STATED GOAL: Copy out the listing in full, exactly as written, but not its pictures.

##### SOURCE MATERIAL

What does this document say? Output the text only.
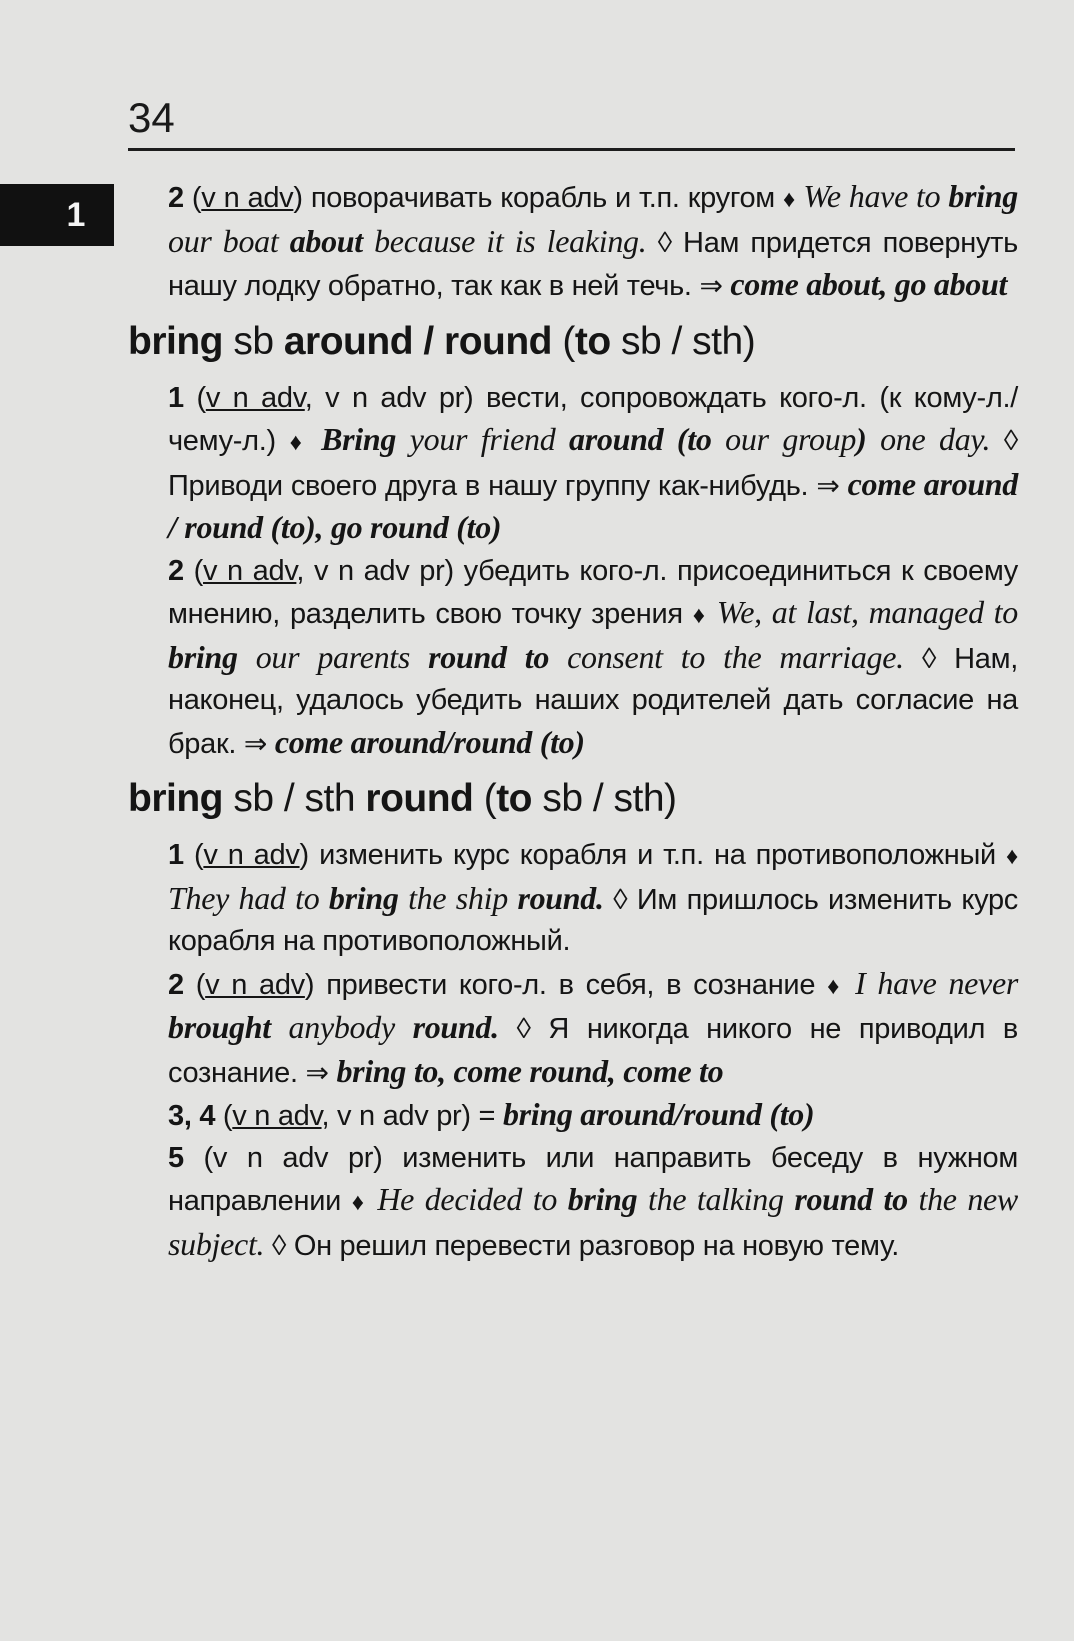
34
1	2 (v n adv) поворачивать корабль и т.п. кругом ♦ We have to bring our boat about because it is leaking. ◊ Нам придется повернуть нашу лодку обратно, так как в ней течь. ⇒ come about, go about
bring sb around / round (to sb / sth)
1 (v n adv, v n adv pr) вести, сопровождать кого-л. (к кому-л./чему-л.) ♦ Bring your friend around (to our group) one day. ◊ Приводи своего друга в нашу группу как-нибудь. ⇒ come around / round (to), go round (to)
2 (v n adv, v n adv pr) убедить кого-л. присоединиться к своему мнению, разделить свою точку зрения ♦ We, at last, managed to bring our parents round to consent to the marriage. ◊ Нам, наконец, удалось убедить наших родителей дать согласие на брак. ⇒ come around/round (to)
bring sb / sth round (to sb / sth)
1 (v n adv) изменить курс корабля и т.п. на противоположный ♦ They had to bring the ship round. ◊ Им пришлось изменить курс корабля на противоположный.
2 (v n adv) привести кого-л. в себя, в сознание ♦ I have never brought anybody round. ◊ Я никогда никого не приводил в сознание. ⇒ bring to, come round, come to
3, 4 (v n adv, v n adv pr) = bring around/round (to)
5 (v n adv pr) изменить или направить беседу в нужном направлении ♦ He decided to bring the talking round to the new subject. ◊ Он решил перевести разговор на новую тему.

##########

RIGHT ANSWER:
What does this document say? Output the text only.
34
1	2 (v n adv) поворачивать корабль и т.п. кругом ♦ We have to bring our boat about because it is leaking. ◊ Нам придется повернуть нашу лодку обратно, так как в ней течь. ⇒ come about, go about
bring sb around / round (to sb / sth)
1 (v n adv, v n adv pr) вести, сопровождать кого-л. (к кому-л./чему-л.) ♦ Bring your friend around (to our group) one day. ◊ Приводи своего друга в нашу группу как-нибудь. ⇒ come around / round (to), go round (to)
2 (v n adv, v n adv pr) убедить кого-л. присоединиться к своему мнению, разделить свою точку зрения ♦ We, at last, managed to bring our parents round to consent to the marriage. ◊ Нам, наконец, удалось убедить наших родителей дать согласие на брак. ⇒ come around/round (to)
bring sb / sth round (to sb / sth)
1 (v n adv) изменить курс корабля и т.п. на противоположный ♦ They had to bring the ship round. ◊ Им пришлось изменить курс корабля на противоположный.
2 (v n adv) привести кого-л. в себя, в сознание ♦ I have never brought anybody round. ◊ Я никогда никого не приводил в сознание. ⇒ bring to, come round, come to
3, 4 (v n adv, v n adv pr) = bring around/round (to)
5 (v n adv pr) изменить или направить беседу в нужном направлении ♦ He decided to bring the talking round to the new subject. ◊ Он решил перевести разговор на новую тему.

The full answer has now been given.